# [TASK DESCRIPTION]
List each line of the data that holds the word "épileptiques".

──────── DATASET EXCERPTS

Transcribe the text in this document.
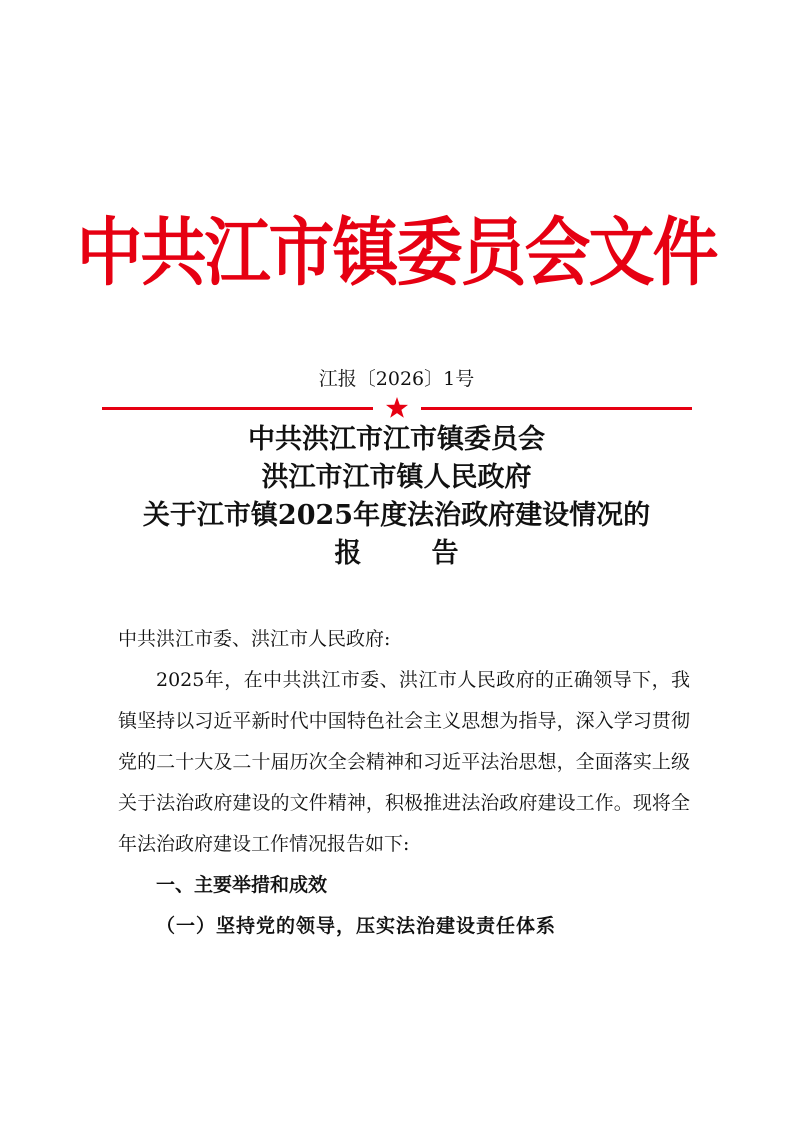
中共江市镇委员会文件
江报〔2026〕1号
中共洪江市江市镇委员会
洪江市江市镇人民政府
关于江市镇2025年度法治政府建设情况的
报	告

中共洪江市委、洪江市人民政府:

2025年，在中共洪江市委、洪江市人民政府的正确领导下，我镇坚持以习近平新时代中国特色社会主义思想为指导，深入学习贯彻党的二十大及二十届历次全会精神和习近平法治思想，全面落实上级关于法治政府建设的文件精神，积极推进法治政府建设工作。现将全年法治政府建设工作情况报告如下:

一、主要举措和成效

（一）坚持党的领导，压实法治建设责任体系
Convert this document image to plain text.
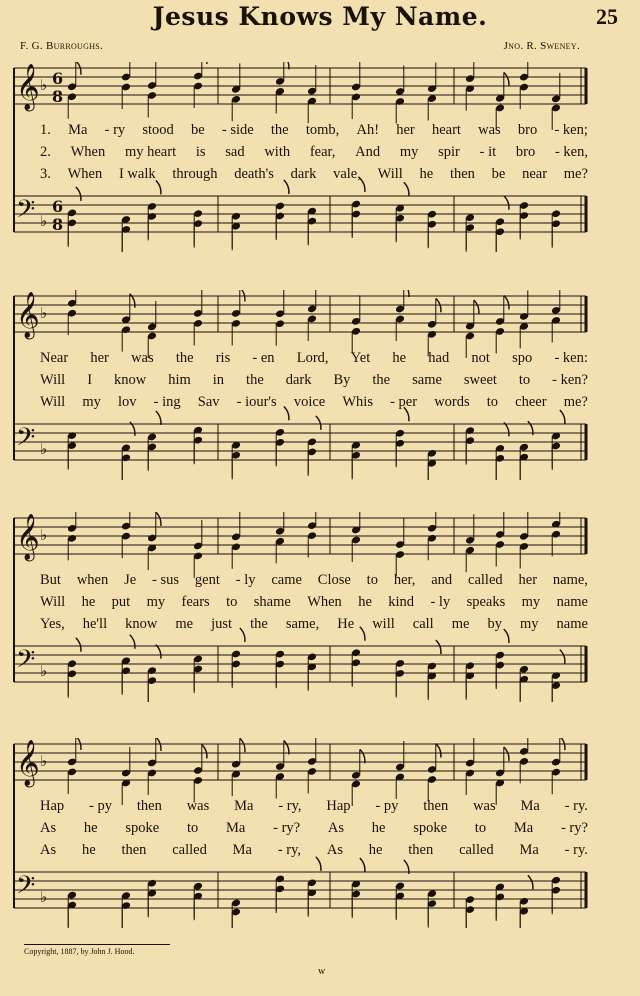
Jesus Knows My Name.	25
F. G. Burroughs.	Jno. R. Sweney.
𝄞 ♭ 6
8
𝄢 ♭
6
8
1. Ma - ry stood be - side the tomb, Ah! her heart was bro - ken;
2. When my heart is sad with fear, And my spir - it bro - ken,
3. When I walk through death's dark vale, Will he then be near me?
𝄞 ♭
𝄢 ♭
Near her was the ris - en Lord, Yet he had not spo - ken:
Will I know him in the dark By the same sweet to - ken?
Will my lov - ing Sav - iour's voice Whis - per words to cheer me?
𝄞 ♭
𝄢 ♭
But when Je - sus gent - ly came Close to her, and called her name,
Will he put my fears to shame When he kind - ly speaks my name
Yes, he'll know me just the same, He will call me by my name
𝄞 ♭
𝄢 ♭
Hap - py then was Ma - ry, Hap - py then was Ma - ry.
As he spoke to Ma - ry? As he spoke to Ma - ry?
As he then called Ma - ry, As he then called Ma - ry.
Copyright, 1887, by John J. Hood.
w
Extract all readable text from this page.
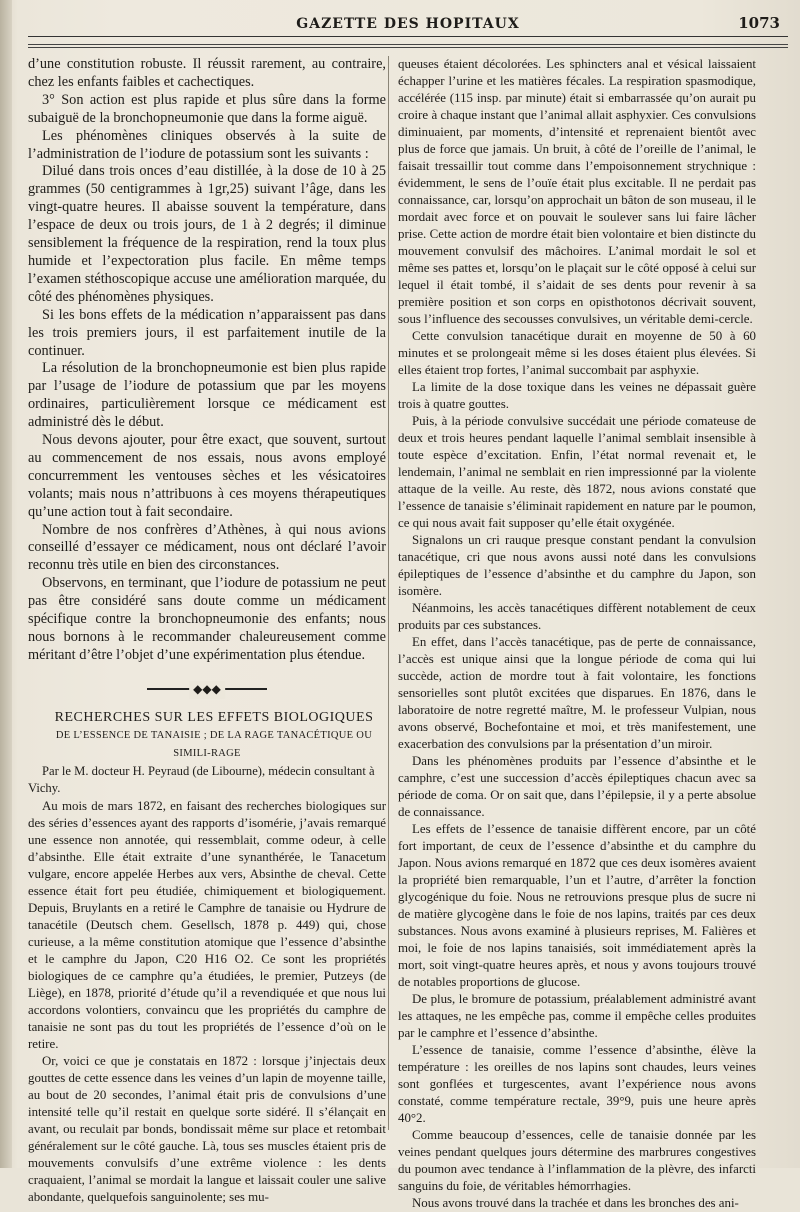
GAZETTE DES HOPITAUX	1073

d’une constitution robuste. Il réussit rarement, au contraire, chez les enfants faibles et cachectiques.

3° Son action est plus rapide et plus sûre dans la forme subaiguë de la bronchopneumonie que dans la forme aiguë.

Les phénomènes cliniques observés à la suite de l’administration de l’iodure de potassium sont les suivants :

Dilué dans trois onces d’eau distillée, à la dose de 10 à 25 grammes (50 centigrammes à 1gr,25) suivant l’âge, dans les vingt-quatre heures. Il abaisse souvent la température, dans l’espace de deux ou trois jours, de 1 à 2 degrés; il diminue sensiblement la fréquence de la respiration, rend la toux plus humide et l’expectoration plus facile. En même temps l’examen stéthoscopique accuse une amélioration marquée, du côté des phénomènes physiques.

Si les bons effets de la médication n’apparaissent pas dans les trois premiers jours, il est parfaitement inutile de la continuer.

La résolution de la bronchopneumonie est bien plus rapide par l’usage de l’iodure de potassium que par les moyens ordinaires, particulièrement lorsque ce médicament est administré dès le début.

Nous devons ajouter, pour être exact, que souvent, surtout au commencement de nos essais, nous avons employé concurremment les ventouses sèches et les vésicatoires volants; mais nous n’attribuons à ces moyens thérapeutiques qu’une action tout à fait secondaire.

Nombre de nos confrères d’Athènes, à qui nous avions conseillé d’essayer ce médicament, nous ont déclaré l’avoir reconnu très utile en bien des circonstances.

Observons, en terminant, que l’iodure de potassium ne peut pas être considéré sans doute comme un médicament spécifique contre la bronchopneumonie des enfants; nous nous bornons à le recommander chaleureusement comme méritant d’être l’objet d’une expérimentation plus étendue.

◆◆◆

RECHERCHES SUR LES EFFETS BIOLOGIQUES

DE L’ESSENCE DE TANAISIE ; DE LA RAGE TANACÉTIQUE OU SIMILI-RAGE

Par le M. docteur H. Peyraud (de Libourne), médecin consultant à Vichy.

Au mois de mars 1872, en faisant des recherches biologiques sur des séries d’essences ayant des rapports d’isomérie, j’avais remarqué une essence non annotée, qui ressemblait, comme odeur, à celle d’absinthe. Elle était extraite d’une synanthérée, le Tanacetum vulgare, encore appelée Herbes aux vers, Absinthe de cheval. Cette essence était fort peu étudiée, chimiquement et biologiquement. Depuis, Bruylants en a retiré le Camphre de tanaisie ou Hydrure de tanacétile (Deutsch chem. Gesellsch, 1878 p. 449) qui, chose curieuse, a la même constitution atomique que l’essence d’absinthe et le camphre du Japon, C20 H16 O2. Ce sont les propriétés biologiques de ce camphre qu’a étudiées, le premier, Putzeys (de Liège), en 1878, priorité d’étude qu’il a revendiquée et que nous lui accordons volontiers, convaincu que les propriétés du camphre de tanaisie ne sont pas du tout les propriétés de l’essence d’où on le retire.

Or, voici ce que je constatais en 1872 : lorsque j’injectais deux gouttes de cette essence dans les veines d’un lapin de moyenne taille, au bout de 20 secondes, l’animal était pris de convulsions d’une intensité telle qu’il restait en quelque sorte sidéré. Il s’élançait en avant, ou reculait par bonds, bondissait même sur place et retombait généralement sur le côté gauche. Là, tous ses muscles étaient pris de mouvements convulsifs d’une extrême violence : les dents craquaient, l’animal se mordait la langue et laissait couler une salive abondante, quelquefois sanguinolente; ses mu-

queuses étaient décolorées. Les sphincters anal et vésical laissaient échapper l’urine et les matières fécales. La respiration spasmodique, accélérée (115 insp. par minute) était si embarrassée qu’on aurait pu croire à chaque instant que l’animal allait asphyxier. Ces convulsions diminuaient, par moments, d’intensité et reprenaient bientôt avec plus de force que jamais. Un bruit, à côté de l’oreille de l’animal, le faisait tressaillir tout comme dans l’empoisonnement strychnique : évidemment, le sens de l’ouïe était plus excitable. Il ne perdait pas connaissance, car, lorsqu’on approchait un bâton de son museau, il le mordait avec force et on pouvait le soulever sans lui faire lâcher prise. Cette action de mordre était bien volontaire et bien distincte du mouvement convulsif des mâchoires. L’animal mordait le sol et même ses pattes et, lorsqu’on le plaçait sur le côté opposé à celui sur lequel il était tombé, il s’aidait de ses dents pour revenir à sa première position et son corps en opisthotonos décrivait souvent, sous l’influence des secousses convulsives, un véritable demi-cercle.

Cette convulsion tanacétique durait en moyenne de 50 à 60 minutes et se prolongeait même si les doses étaient plus élevées. Si elles étaient trop fortes, l’animal succombait par asphyxie.

La limite de la dose toxique dans les veines ne dépassait guère trois à quatre gouttes.

Puis, à la période convulsive succédait une période comateuse de deux et trois heures pendant laquelle l’animal semblait insensible à toute espèce d’excitation. Enfin, l’état normal revenait et, le lendemain, l’animal ne semblait en rien impressionné par la violente attaque de la veille. Au reste, dès 1872, nous avions constaté que l’essence de tanaisie s’éliminait rapidement en nature par le poumon, ce qui nous avait fait supposer qu’elle était oxygénée.

Signalons un cri rauque presque constant pendant la convulsion tanacétique, cri que nous avons aussi noté dans les convulsions épileptiques de l’essence d’absinthe et du camphre du Japon, son isomère.

Néanmoins, les accès tanacétiques diffèrent notablement de ceux produits par ces substances.

En effet, dans l’accès tanacétique, pas de perte de connaissance, l’accès est unique ainsi que la longue période de coma qui lui succède, action de mordre tout à fait volontaire, les fonctions sensorielles sont plutôt excitées que disparues. En 1876, dans le laboratoire de notre regretté maître, M. le professeur Vulpian, nous avons observé, Bochefontaine et moi, et très manifestement, une exacerbation des convulsions par la présentation d’un miroir.

Dans les phénomènes produits par l’essence d’absinthe et le camphre, c’est une succession d’accès épileptiques chacun avec sa période de coma. Or on sait que, dans l’épilepsie, il y a perte absolue de connaissance.

Les effets de l’essence de tanaisie diffèrent encore, par un côté fort important, de ceux de l’essence d’absinthe et du camphre du Japon. Nous avions remarqué en 1872 que ces deux isomères avaient la propriété bien remarquable, l’un et l’autre, d’arrêter la fonction glycogénique du foie. Nous ne retrouvions presque plus de sucre ni de matière glycogène dans le foie de nos lapins, traités par ces deux substances. Nous avons examiné à plusieurs reprises, M. Falières et moi, le foie de nos lapins tanaisiés, soit immédiatement après la mort, soit vingt-quatre heures après, et nous y avons toujours trouvé de notables proportions de glucose.

De plus, le bromure de potassium, préalablement administré avant les attaques, ne les empêche pas, comme il empêche celles produites par le camphre et l’essence d’absinthe.

L’essence de tanaisie, comme l’essence d’absinthe, élève la température : les oreilles de nos lapins sont chaudes, leurs veines sont gonflées et turgescentes, avant l’expérience nous avons constaté, comme température rectale, 39°9, puis une heure après 40°2.

Comme beaucoup d’essences, celle de tanaisie donnée par les veines pendant quelques jours détermine des marbrures congestives du poumon avec tendance à l’inflammation de la plèvre, des infarcti sanguins du foie, de véritables hémorrhagies.

Nous avons trouvé dans la trachée et dans les bronches des ani-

────────────────

# [FULL SOLUTION]
Signalons un cri rauque presque constant pendant la convulsion tanacétique, cri que nous avons aussi noté dans les convulsions épileptiques de l’essence d’absinthe et du camphre du Japon, son isomère.
Dans les phénomènes produits par l’essence d’absinthe et le camphre, c’est une succession d’accès épileptiques chacun avec sa période de coma. Or on sait que, dans l’épilepsie, il y a perte absolue de connaissance.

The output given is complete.